_Your task_:
Copy out every line of the data exactly.

Saved entries:
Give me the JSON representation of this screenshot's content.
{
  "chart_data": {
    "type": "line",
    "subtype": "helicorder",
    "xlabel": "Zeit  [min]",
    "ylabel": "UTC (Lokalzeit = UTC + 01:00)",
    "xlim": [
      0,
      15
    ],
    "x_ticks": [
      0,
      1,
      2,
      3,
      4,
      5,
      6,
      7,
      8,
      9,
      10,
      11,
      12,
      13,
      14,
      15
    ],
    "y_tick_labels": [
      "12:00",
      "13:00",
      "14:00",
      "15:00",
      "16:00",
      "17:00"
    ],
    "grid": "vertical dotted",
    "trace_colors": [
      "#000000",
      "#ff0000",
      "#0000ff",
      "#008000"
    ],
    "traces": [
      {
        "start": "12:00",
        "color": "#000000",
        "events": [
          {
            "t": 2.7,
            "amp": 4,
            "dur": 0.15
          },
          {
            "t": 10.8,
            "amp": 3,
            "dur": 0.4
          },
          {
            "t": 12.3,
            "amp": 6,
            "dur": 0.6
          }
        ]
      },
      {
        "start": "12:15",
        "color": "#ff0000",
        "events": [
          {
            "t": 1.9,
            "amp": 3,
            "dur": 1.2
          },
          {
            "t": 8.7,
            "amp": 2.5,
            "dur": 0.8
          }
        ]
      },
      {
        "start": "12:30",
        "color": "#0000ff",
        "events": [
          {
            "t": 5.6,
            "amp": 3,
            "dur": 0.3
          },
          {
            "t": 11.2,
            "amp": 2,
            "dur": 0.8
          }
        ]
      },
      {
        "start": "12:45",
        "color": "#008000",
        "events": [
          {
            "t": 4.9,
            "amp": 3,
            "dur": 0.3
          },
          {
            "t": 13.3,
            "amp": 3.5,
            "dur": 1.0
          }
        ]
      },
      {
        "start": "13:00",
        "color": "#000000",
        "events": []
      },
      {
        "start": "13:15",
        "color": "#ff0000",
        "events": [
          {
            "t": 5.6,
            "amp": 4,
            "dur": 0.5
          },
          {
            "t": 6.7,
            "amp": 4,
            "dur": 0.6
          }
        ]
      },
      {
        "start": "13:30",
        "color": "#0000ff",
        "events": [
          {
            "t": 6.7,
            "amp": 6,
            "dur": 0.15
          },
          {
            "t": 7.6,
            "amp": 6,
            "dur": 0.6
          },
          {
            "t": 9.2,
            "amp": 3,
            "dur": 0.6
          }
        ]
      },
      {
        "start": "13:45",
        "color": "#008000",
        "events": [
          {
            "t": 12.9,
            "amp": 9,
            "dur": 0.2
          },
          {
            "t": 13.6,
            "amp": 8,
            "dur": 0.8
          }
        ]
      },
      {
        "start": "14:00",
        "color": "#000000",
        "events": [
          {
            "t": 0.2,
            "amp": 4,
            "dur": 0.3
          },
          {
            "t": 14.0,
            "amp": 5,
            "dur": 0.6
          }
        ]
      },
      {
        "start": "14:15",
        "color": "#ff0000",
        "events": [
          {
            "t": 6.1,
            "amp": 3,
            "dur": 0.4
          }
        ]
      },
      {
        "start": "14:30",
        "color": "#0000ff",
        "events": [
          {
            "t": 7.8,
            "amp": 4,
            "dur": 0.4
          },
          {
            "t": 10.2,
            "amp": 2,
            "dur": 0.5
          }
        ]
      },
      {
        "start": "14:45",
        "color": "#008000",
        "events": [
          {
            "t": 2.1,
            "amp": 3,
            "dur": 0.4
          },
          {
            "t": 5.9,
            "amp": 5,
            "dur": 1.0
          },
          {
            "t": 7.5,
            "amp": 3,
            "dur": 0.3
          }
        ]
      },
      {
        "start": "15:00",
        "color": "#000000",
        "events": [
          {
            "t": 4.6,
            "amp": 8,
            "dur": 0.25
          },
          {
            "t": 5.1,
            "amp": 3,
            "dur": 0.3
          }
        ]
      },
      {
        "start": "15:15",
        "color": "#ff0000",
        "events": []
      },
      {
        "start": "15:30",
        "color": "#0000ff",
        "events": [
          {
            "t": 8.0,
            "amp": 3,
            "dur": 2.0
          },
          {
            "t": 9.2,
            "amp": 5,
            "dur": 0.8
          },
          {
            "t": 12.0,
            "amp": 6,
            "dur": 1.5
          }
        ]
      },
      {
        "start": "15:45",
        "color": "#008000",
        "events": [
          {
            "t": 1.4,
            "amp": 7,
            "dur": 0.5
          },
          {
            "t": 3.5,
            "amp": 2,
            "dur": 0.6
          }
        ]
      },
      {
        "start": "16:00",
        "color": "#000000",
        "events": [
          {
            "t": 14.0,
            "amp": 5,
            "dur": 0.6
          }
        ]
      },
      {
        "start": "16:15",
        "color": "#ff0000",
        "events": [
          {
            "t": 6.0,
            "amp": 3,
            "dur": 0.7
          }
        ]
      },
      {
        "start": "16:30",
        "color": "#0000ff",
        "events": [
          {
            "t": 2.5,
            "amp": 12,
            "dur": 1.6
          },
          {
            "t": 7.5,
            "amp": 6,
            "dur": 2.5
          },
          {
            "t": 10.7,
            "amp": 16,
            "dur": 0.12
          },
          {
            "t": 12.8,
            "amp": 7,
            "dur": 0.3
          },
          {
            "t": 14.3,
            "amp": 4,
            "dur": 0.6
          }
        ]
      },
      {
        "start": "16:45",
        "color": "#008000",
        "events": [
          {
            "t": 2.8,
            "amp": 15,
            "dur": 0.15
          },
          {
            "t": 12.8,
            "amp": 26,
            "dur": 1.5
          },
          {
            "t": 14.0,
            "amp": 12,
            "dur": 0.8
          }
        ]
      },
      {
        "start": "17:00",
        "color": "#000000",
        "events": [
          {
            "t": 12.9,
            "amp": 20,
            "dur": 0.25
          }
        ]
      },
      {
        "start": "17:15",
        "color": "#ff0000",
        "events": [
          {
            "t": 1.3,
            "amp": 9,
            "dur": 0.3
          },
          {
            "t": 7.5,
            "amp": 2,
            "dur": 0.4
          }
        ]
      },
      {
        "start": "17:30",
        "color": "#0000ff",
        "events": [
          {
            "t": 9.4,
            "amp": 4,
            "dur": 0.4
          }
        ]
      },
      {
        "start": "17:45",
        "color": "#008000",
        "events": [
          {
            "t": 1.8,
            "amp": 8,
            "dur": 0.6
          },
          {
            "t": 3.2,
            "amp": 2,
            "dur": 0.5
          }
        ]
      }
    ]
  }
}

_Exercise response_:
Give me the JSON representation of this screenshot's content.
{
  "chart_data": {
    "type": "line",
    "subtype": "helicorder",
    "xlabel": "Zeit  [min]",
    "ylabel": "UTC (Lokalzeit = UTC + 01:00)",
    "xlim": [
      0,
      15
    ],
    "x_ticks": [
      0,
      1,
      2,
      3,
      4,
      5,
      6,
      7,
      8,
      9,
      10,
      11,
      12,
      13,
      14,
      15
    ],
    "y_tick_labels": [
      "12:00",
      "13:00",
      "14:00",
      "15:00",
      "16:00",
      "17:00"
    ],
    "grid": "vertical dotted",
    "trace_colors": [
      "#000000",
      "#ff0000",
      "#0000ff",
      "#008000"
    ],
    "traces": [
      {
        "start": "12:00",
        "color": "#000000",
        "events": [
          {
            "t": 2.7,
            "amp": 4,
            "dur": 0.15
          },
          {
            "t": 10.8,
            "amp": 3,
            "dur": 0.4
          },
          {
            "t": 12.3,
            "amp": 6,
            "dur": 0.6
          }
        ]
      },
      {
        "start": "12:15",
        "color": "#ff0000",
        "events": [
          {
            "t": 1.9,
            "amp": 3,
            "dur": 1.2
          },
          {
            "t": 8.7,
            "amp": 2.5,
            "dur": 0.8
          }
        ]
      },
      {
        "start": "12:30",
        "color": "#0000ff",
        "events": [
          {
            "t": 5.6,
            "amp": 3,
            "dur": 0.3
          },
          {
            "t": 11.2,
            "amp": 2,
            "dur": 0.8
          }
        ]
      },
      {
        "start": "12:45",
        "color": "#008000",
        "events": [
          {
            "t": 4.9,
            "amp": 3,
            "dur": 0.3
          },
          {
            "t": 13.3,
            "amp": 3.5,
            "dur": 1.0
          }
        ]
      },
      {
        "start": "13:00",
        "color": "#000000",
        "events": []
      },
      {
        "start": "13:15",
        "color": "#ff0000",
        "events": [
          {
            "t": 5.6,
            "amp": 4,
            "dur": 0.5
          },
          {
            "t": 6.7,
            "amp": 4,
            "dur": 0.6
          }
        ]
      },
      {
        "start": "13:30",
        "color": "#0000ff",
        "events": [
          {
            "t": 6.7,
            "amp": 6,
            "dur": 0.15
          },
          {
            "t": 7.6,
            "amp": 6,
            "dur": 0.6
          },
          {
            "t": 9.2,
            "amp": 3,
            "dur": 0.6
          }
        ]
      },
      {
        "start": "13:45",
        "color": "#008000",
        "events": [
          {
            "t": 12.9,
            "amp": 9,
            "dur": 0.2
          },
          {
            "t": 13.6,
            "amp": 8,
            "dur": 0.8
          }
        ]
      },
      {
        "start": "14:00",
        "color": "#000000",
        "events": [
          {
            "t": 0.2,
            "amp": 4,
            "dur": 0.3
          },
          {
            "t": 14.0,
            "amp": 5,
            "dur": 0.6
          }
        ]
      },
      {
        "start": "14:15",
        "color": "#ff0000",
        "events": [
          {
            "t": 6.1,
            "amp": 3,
            "dur": 0.4
          }
        ]
      },
      {
        "start": "14:30",
        "color": "#0000ff",
        "events": [
          {
            "t": 7.8,
            "amp": 4,
            "dur": 0.4
          },
          {
            "t": 10.2,
            "amp": 2,
            "dur": 0.5
          }
        ]
      },
      {
        "start": "14:45",
        "color": "#008000",
        "events": [
          {
            "t": 2.1,
            "amp": 3,
            "dur": 0.4
          },
          {
            "t": 5.9,
            "amp": 5,
            "dur": 1.0
          },
          {
            "t": 7.5,
            "amp": 3,
            "dur": 0.3
          }
        ]
      },
      {
        "start": "15:00",
        "color": "#000000",
        "events": [
          {
            "t": 4.6,
            "amp": 8,
            "dur": 0.25
          },
          {
            "t": 5.1,
            "amp": 3,
            "dur": 0.3
          }
        ]
      },
      {
        "start": "15:15",
        "color": "#ff0000",
        "events": []
      },
      {
        "start": "15:30",
        "color": "#0000ff",
        "events": [
          {
            "t": 8.0,
            "amp": 3,
            "dur": 2.0
          },
          {
            "t": 9.2,
            "amp": 5,
            "dur": 0.8
          },
          {
            "t": 12.0,
            "amp": 6,
            "dur": 1.5
          }
        ]
      },
      {
        "start": "15:45",
        "color": "#008000",
        "events": [
          {
            "t": 1.4,
            "amp": 7,
            "dur": 0.5
          },
          {
            "t": 3.5,
            "amp": 2,
            "dur": 0.6
          }
        ]
      },
      {
        "start": "16:00",
        "color": "#000000",
        "events": [
          {
            "t": 14.0,
            "amp": 5,
            "dur": 0.6
          }
        ]
      },
      {
        "start": "16:15",
        "color": "#ff0000",
        "events": [
          {
            "t": 6.0,
            "amp": 3,
            "dur": 0.7
          }
        ]
      },
      {
        "start": "16:30",
        "color": "#0000ff",
        "events": [
          {
            "t": 2.5,
            "amp": 12,
            "dur": 1.6
          },
          {
            "t": 7.5,
            "amp": 6,
            "dur": 2.5
          },
          {
            "t": 10.7,
            "amp": 16,
            "dur": 0.12
          },
          {
            "t": 12.8,
            "amp": 7,
            "dur": 0.3
          },
          {
            "t": 14.3,
            "amp": 4,
            "dur": 0.6
          }
        ]
      },
      {
        "start": "16:45",
        "color": "#008000",
        "events": [
          {
            "t": 2.8,
            "amp": 15,
            "dur": 0.15
          },
          {
            "t": 12.8,
            "amp": 26,
            "dur": 1.5
          },
          {
            "t": 14.0,
            "amp": 12,
            "dur": 0.8
          }
        ]
      },
      {
        "start": "17:00",
        "color": "#000000",
        "events": [
          {
            "t": 12.9,
            "amp": 20,
            "dur": 0.25
          }
        ]
      },
      {
        "start": "17:15",
        "color": "#ff0000",
        "events": [
          {
            "t": 1.3,
            "amp": 9,
            "dur": 0.3
          },
          {
            "t": 7.5,
            "amp": 2,
            "dur": 0.4
          }
        ]
      },
      {
        "start": "17:30",
        "color": "#0000ff",
        "events": [
          {
            "t": 9.4,
            "amp": 4,
            "dur": 0.4
          }
        ]
      },
      {
        "start": "17:45",
        "color": "#008000",
        "events": [
          {
            "t": 1.8,
            "amp": 8,
            "dur": 0.6
          },
          {
            "t": 3.2,
            "amp": 2,
            "dur": 0.5
          }
        ]
      }
    ]
  }
}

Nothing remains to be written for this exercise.